Aim of the task: Show all lines that include the string "Hotel"; copy each one.

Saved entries

=-=-=

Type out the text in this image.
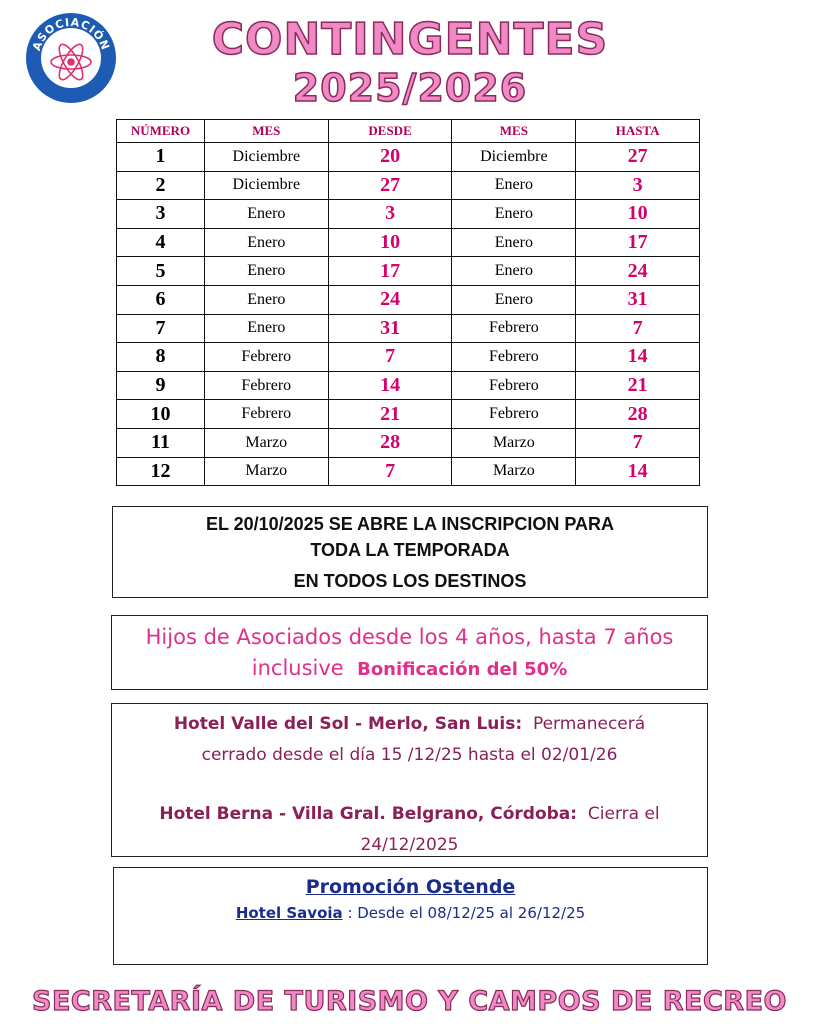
ASOCIACIÓN	CONTINGENTES
2025/2026
NÚMERO	MES	DESDE	MES	HASTA
1	Diciembre	20	Diciembre	27
2	Diciembre	27	Enero	3
3	Enero	3	Enero	10
4	Enero	10	Enero	17
5	Enero	17	Enero	24
6	Enero	24	Enero	31
7	Enero	31	Febrero	7
8	Febrero	7	Febrero	14
9	Febrero	14	Febrero	21
10	Febrero	21	Febrero	28
11	Marzo	28	Marzo	7
12	Marzo	7	Marzo	14
EL 20/10/2025 SE ABRE LA INSCRIPCION PARA
TODA LA TEMPORADA
EN TODOS LOS DESTINOS
Hijos de Asociados desde los 4 años, hasta 7 años
inclusive Bonificación del 50%
Hotel Valle del Sol - Merlo, San Luis: Permanecerá
cerrado desde el día 15 /12/25 hasta el 02/01/26
Hotel Berna - Villa Gral. Belgrano, Córdoba: Cierra el
24/12/2025
Promoción Ostende
Hotel Savoia : Desde el 08/12/25 al 26/12/25
SECRETARÍA DE TURISMO Y CAMPOS DE RECREO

=-=-=

The reply:
Hotel Valle del Sol - Merlo, San Luis: Permanecerá
Hotel Berna - Villa Gral. Belgrano, Córdoba: Cierra el
Hotel Savoia : Desde el 08/12/25 al 26/12/25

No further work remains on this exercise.